### Exercise requirements
All entries must be extracted exactly, with nothing added or dropped.

=-=-=-=-=

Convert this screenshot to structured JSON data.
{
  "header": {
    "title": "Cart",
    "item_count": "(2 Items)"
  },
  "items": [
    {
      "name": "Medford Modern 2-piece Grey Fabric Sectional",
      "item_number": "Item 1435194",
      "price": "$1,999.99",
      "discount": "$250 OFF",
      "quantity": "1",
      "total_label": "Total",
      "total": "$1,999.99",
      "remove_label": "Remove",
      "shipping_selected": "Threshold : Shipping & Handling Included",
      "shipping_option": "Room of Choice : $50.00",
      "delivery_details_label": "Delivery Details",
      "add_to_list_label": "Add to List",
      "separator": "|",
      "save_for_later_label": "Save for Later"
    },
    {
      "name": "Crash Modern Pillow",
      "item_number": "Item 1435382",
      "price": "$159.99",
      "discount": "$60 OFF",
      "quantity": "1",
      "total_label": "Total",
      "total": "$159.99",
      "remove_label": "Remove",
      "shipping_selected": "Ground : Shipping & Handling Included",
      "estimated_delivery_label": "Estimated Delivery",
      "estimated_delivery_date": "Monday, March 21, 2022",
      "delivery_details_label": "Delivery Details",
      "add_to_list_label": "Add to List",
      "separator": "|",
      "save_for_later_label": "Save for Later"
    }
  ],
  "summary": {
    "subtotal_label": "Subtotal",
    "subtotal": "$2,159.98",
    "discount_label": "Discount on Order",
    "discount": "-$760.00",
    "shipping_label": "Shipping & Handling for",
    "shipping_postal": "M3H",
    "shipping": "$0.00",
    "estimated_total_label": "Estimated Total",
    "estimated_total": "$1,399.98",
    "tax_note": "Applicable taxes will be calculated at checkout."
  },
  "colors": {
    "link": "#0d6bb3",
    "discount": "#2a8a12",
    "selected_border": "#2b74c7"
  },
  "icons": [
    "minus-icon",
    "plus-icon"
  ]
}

=-=-=-=-=

### Answer for this exercise
Convert this screenshot to structured JSON data.
{
  "header": {
    "title": "Cart",
    "item_count": "(2 Items)"
  },
  "items": [
    {
      "name": "Medford Modern 2-piece Grey Fabric Sectional",
      "item_number": "Item 1435194",
      "price": "$1,999.99",
      "discount": "$250 OFF",
      "quantity": "1",
      "total_label": "Total",
      "total": "$1,999.99",
      "remove_label": "Remove",
      "shipping_selected": "Threshold : Shipping & Handling Included",
      "shipping_option": "Room of Choice : $50.00",
      "delivery_details_label": "Delivery Details",
      "add_to_list_label": "Add to List",
      "separator": "|",
      "save_for_later_label": "Save for Later"
    },
    {
      "name": "Crash Modern Pillow",
      "item_number": "Item 1435382",
      "price": "$159.99",
      "discount": "$60 OFF",
      "quantity": "1",
      "total_label": "Total",
      "total": "$159.99",
      "remove_label": "Remove",
      "shipping_selected": "Ground : Shipping & Handling Included",
      "estimated_delivery_label": "Estimated Delivery",
      "estimated_delivery_date": "Monday, March 21, 2022",
      "delivery_details_label": "Delivery Details",
      "add_to_list_label": "Add to List",
      "separator": "|",
      "save_for_later_label": "Save for Later"
    }
  ],
  "summary": {
    "subtotal_label": "Subtotal",
    "subtotal": "$2,159.98",
    "discount_label": "Discount on Order",
    "discount": "-$760.00",
    "shipping_label": "Shipping & Handling for",
    "shipping_postal": "M3H",
    "shipping": "$0.00",
    "estimated_total_label": "Estimated Total",
    "estimated_total": "$1,399.98",
    "tax_note": "Applicable taxes will be calculated at checkout."
  },
  "colors": {
    "link": "#0d6bb3",
    "discount": "#2a8a12",
    "selected_border": "#2b74c7"
  },
  "icons": [
    "minus-icon",
    "plus-icon"
  ]
}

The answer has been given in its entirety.